__Given task__
Check every line below for the string "Глобальные", and copy the lines that contain it.

__Recorded data__
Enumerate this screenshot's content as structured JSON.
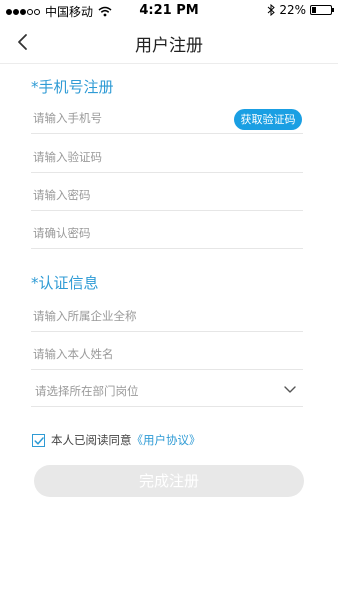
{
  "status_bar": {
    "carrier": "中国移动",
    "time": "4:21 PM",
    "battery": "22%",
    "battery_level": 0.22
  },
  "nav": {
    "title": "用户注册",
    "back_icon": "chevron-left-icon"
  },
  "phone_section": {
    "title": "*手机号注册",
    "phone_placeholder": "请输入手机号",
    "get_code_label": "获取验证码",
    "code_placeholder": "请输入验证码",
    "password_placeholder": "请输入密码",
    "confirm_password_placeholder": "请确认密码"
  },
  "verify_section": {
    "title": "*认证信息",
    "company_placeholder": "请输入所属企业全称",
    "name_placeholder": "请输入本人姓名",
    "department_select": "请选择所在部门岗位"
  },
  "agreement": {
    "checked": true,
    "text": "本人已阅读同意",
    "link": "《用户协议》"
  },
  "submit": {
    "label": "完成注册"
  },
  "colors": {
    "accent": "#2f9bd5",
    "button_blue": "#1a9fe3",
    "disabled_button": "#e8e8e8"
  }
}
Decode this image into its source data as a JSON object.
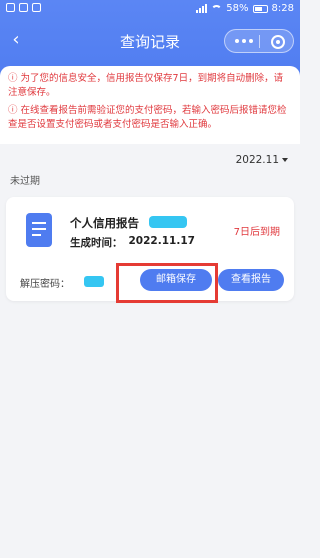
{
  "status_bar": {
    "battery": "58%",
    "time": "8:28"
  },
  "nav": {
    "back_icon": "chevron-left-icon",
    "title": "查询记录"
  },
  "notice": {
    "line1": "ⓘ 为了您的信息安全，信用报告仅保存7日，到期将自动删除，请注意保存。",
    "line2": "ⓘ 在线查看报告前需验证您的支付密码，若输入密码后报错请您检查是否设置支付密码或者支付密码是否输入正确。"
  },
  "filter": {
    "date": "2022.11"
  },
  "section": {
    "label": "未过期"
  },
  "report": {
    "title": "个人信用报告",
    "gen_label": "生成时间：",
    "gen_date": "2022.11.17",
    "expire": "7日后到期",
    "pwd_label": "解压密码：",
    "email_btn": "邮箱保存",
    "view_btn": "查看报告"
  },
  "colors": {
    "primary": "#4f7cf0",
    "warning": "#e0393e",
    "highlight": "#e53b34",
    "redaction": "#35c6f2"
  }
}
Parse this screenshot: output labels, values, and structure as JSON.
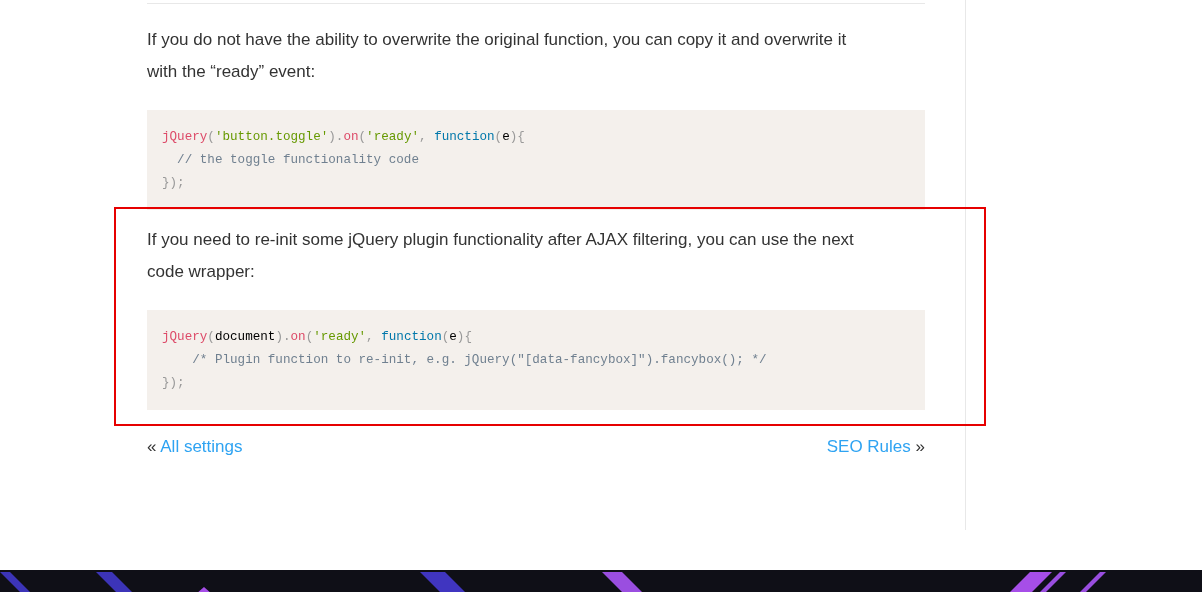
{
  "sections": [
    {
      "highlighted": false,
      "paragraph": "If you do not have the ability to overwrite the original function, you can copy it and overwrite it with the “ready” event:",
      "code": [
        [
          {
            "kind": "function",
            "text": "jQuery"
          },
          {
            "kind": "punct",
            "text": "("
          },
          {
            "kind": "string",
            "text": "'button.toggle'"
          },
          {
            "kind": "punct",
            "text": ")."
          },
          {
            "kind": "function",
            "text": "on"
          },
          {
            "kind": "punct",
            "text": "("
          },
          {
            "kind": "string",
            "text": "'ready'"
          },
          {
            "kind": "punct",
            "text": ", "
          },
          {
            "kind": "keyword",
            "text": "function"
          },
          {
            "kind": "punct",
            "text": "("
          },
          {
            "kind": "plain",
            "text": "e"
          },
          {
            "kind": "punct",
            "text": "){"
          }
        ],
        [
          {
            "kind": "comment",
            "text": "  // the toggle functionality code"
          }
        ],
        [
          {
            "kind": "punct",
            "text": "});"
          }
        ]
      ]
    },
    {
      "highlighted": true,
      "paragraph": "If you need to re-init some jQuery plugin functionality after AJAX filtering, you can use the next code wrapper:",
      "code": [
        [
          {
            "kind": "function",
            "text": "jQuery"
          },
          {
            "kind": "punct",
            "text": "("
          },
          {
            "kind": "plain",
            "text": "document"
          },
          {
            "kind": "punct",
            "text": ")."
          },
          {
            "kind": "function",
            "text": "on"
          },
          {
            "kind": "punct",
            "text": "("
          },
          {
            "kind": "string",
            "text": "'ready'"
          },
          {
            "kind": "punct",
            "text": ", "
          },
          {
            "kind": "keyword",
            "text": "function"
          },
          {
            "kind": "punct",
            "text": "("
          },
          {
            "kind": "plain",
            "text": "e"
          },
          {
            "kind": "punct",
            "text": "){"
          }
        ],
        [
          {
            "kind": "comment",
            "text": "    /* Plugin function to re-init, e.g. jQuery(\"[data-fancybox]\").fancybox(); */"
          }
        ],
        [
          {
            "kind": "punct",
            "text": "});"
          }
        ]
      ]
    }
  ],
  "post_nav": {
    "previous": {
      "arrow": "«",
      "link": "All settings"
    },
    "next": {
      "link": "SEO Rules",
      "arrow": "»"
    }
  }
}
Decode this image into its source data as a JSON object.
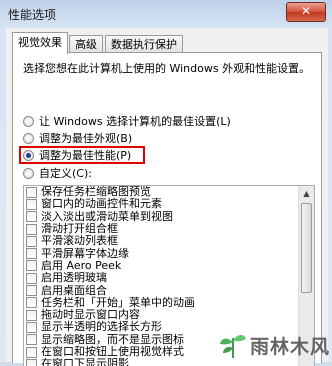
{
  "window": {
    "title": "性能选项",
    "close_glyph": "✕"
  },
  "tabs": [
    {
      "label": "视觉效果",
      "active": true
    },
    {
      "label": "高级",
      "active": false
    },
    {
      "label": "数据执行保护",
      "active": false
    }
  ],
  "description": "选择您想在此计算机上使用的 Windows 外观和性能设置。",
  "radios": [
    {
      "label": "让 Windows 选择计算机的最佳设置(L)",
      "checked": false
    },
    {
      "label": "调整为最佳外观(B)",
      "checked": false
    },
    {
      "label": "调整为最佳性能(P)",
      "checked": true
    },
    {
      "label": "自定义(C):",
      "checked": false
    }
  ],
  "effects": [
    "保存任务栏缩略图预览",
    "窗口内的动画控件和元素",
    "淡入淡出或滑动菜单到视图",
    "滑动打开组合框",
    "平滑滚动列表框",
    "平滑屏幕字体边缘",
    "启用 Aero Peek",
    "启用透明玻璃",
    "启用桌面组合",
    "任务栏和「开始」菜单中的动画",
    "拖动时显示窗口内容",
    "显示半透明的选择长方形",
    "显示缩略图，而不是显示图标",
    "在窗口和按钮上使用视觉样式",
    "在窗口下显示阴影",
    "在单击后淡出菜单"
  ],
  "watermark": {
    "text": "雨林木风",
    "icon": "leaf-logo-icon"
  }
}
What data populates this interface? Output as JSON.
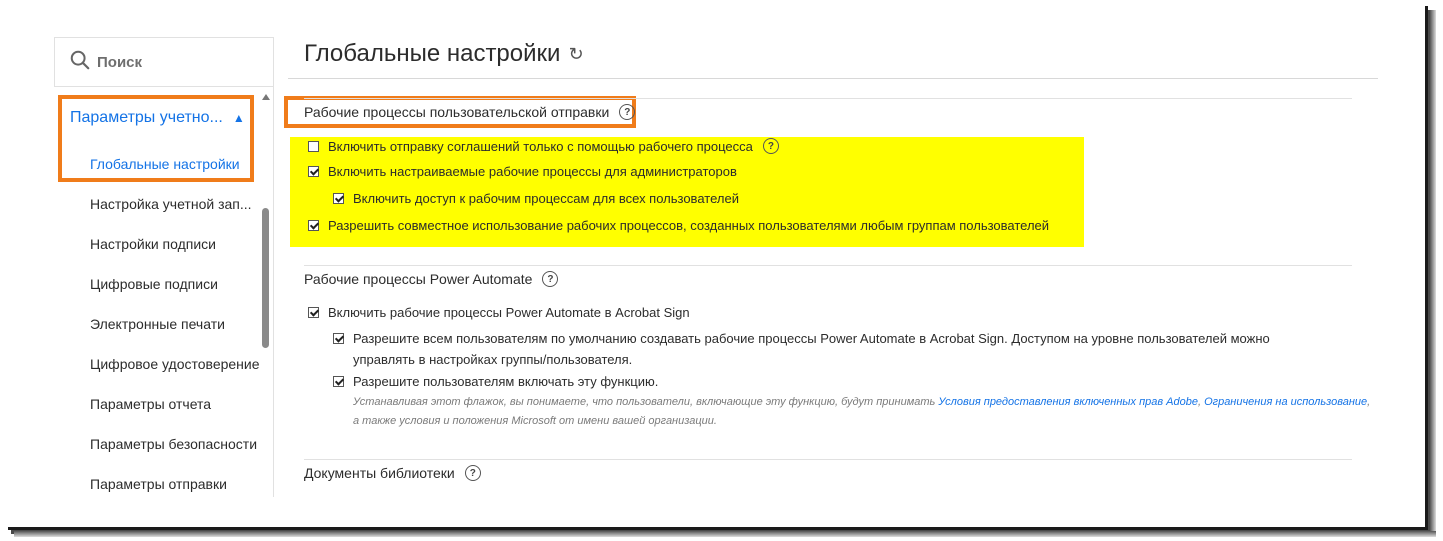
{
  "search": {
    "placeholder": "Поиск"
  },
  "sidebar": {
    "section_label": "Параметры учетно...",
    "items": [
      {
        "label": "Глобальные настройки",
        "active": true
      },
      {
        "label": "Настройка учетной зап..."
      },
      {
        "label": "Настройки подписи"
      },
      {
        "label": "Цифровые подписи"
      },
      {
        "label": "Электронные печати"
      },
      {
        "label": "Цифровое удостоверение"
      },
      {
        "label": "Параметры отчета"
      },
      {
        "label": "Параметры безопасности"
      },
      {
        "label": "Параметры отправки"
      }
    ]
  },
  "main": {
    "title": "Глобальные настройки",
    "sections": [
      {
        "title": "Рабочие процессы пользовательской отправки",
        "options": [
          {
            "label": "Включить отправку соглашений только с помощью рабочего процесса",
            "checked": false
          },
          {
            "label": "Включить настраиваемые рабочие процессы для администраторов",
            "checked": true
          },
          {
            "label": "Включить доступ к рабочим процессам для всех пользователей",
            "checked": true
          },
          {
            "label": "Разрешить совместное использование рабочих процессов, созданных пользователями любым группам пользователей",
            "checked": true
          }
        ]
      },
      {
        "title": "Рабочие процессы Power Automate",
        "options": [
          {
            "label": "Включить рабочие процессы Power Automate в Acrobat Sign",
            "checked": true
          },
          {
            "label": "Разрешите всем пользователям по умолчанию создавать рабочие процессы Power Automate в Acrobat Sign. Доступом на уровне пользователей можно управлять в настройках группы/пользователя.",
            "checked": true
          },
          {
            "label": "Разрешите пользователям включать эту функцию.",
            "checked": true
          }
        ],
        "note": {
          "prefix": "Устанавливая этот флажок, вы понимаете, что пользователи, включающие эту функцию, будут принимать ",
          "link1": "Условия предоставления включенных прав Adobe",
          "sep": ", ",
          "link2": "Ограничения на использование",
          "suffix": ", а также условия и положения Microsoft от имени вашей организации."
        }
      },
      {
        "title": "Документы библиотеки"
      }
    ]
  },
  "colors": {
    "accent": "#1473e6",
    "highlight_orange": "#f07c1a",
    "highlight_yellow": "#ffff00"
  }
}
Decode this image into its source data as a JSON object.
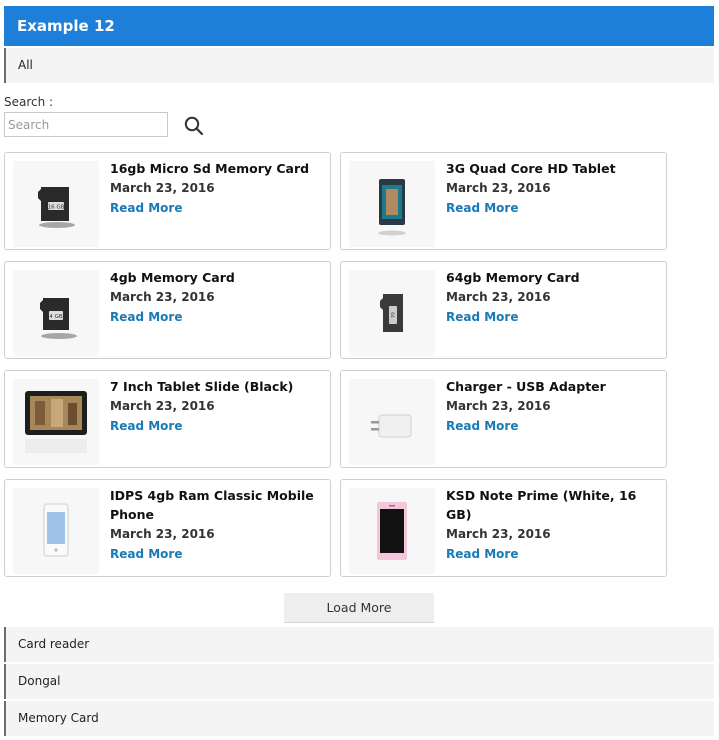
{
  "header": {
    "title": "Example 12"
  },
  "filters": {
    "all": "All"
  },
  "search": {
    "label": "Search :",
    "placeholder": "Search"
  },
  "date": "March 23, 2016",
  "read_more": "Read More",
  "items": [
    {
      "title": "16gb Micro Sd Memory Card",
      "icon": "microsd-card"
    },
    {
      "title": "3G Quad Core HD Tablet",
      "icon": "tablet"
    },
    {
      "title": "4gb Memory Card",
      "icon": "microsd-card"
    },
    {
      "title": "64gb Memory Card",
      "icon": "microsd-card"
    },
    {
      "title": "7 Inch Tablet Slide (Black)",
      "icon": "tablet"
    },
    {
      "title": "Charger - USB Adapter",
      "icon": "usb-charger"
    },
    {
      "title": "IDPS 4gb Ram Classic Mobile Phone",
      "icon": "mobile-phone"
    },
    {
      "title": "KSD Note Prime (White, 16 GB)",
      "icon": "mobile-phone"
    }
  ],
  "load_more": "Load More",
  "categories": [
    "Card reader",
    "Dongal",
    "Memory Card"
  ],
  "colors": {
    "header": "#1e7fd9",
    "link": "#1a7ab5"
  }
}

__Task output__
        "label": "Глобальные настройки",
    "title": "Глобальные настройки",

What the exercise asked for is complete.